* [TASK BRIEF]: Give back the entire listing verbatim.

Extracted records
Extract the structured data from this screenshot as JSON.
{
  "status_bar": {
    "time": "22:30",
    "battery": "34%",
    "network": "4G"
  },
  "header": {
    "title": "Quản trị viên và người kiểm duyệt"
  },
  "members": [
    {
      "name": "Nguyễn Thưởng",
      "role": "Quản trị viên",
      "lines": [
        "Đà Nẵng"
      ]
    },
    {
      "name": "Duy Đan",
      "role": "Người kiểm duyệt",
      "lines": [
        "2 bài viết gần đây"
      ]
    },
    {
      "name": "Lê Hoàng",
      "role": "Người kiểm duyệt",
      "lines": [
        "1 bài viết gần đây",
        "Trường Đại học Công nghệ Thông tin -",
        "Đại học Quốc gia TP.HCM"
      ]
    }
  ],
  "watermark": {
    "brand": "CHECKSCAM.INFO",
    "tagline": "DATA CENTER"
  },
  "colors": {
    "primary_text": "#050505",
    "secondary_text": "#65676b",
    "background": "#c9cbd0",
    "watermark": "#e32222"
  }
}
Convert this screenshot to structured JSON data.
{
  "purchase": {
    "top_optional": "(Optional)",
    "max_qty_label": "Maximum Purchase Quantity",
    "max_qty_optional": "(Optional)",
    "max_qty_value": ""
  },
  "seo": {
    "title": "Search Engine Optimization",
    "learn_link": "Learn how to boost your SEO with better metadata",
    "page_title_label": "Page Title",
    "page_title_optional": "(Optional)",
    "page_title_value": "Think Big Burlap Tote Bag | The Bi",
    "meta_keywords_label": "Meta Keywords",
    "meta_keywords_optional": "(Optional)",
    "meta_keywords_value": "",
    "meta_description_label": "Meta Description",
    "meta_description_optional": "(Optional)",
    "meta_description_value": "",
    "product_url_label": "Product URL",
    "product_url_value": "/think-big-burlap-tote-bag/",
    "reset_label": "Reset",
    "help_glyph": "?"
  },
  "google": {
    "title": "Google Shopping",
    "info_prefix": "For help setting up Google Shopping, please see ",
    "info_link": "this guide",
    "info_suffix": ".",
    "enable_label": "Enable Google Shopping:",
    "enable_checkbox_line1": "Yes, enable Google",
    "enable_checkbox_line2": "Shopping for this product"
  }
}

* [SOLUTION TO THIS EXERCISE]:
Extract the structured data from this screenshot as JSON.
{
  "status_bar": {
    "time": "22:30",
    "battery": "34%",
    "network": "4G"
  },
  "header": {
    "title": "Quản trị viên và người kiểm duyệt"
  },
  "members": [
    {
      "name": "Nguyễn Thưởng",
      "role": "Quản trị viên",
      "lines": [
        "Đà Nẵng"
      ]
    },
    {
      "name": "Duy Đan",
      "role": "Người kiểm duyệt",
      "lines": [
        "2 bài viết gần đây"
      ]
    },
    {
      "name": "Lê Hoàng",
      "role": "Người kiểm duyệt",
      "lines": [
        "1 bài viết gần đây",
        "Trường Đại học Công nghệ Thông tin -",
        "Đại học Quốc gia TP.HCM"
      ]
    }
  ],
  "watermark": {
    "brand": "CHECKSCAM.INFO",
    "tagline": "DATA CENTER"
  },
  "colors": {
    "primary_text": "#050505",
    "secondary_text": "#65676b",
    "background": "#c9cbd0",
    "watermark": "#e32222"
  }
}
Convert this screenshot to structured JSON data.
{
  "purchase": {
    "top_optional": "(Optional)",
    "max_qty_label": "Maximum Purchase Quantity",
    "max_qty_optional": "(Optional)",
    "max_qty_value": ""
  },
  "seo": {
    "title": "Search Engine Optimization",
    "learn_link": "Learn how to boost your SEO with better metadata",
    "page_title_label": "Page Title",
    "page_title_optional": "(Optional)",
    "page_title_value": "Think Big Burlap Tote Bag | The Bi",
    "meta_keywords_label": "Meta Keywords",
    "meta_keywords_optional": "(Optional)",
    "meta_keywords_value": "",
    "meta_description_label": "Meta Description",
    "meta_description_optional": "(Optional)",
    "meta_description_value": "",
    "product_url_label": "Product URL",
    "product_url_value": "/think-big-burlap-tote-bag/",
    "reset_label": "Reset",
    "help_glyph": "?"
  },
  "google": {
    "title": "Google Shopping",
    "info_prefix": "For help setting up Google Shopping, please see ",
    "info_link": "this guide",
    "info_suffix": ".",
    "enable_label": "Enable Google Shopping:",
    "enable_checkbox_line1": "Yes, enable Google",
    "enable_checkbox_line2": "Shopping for this product"
  }
}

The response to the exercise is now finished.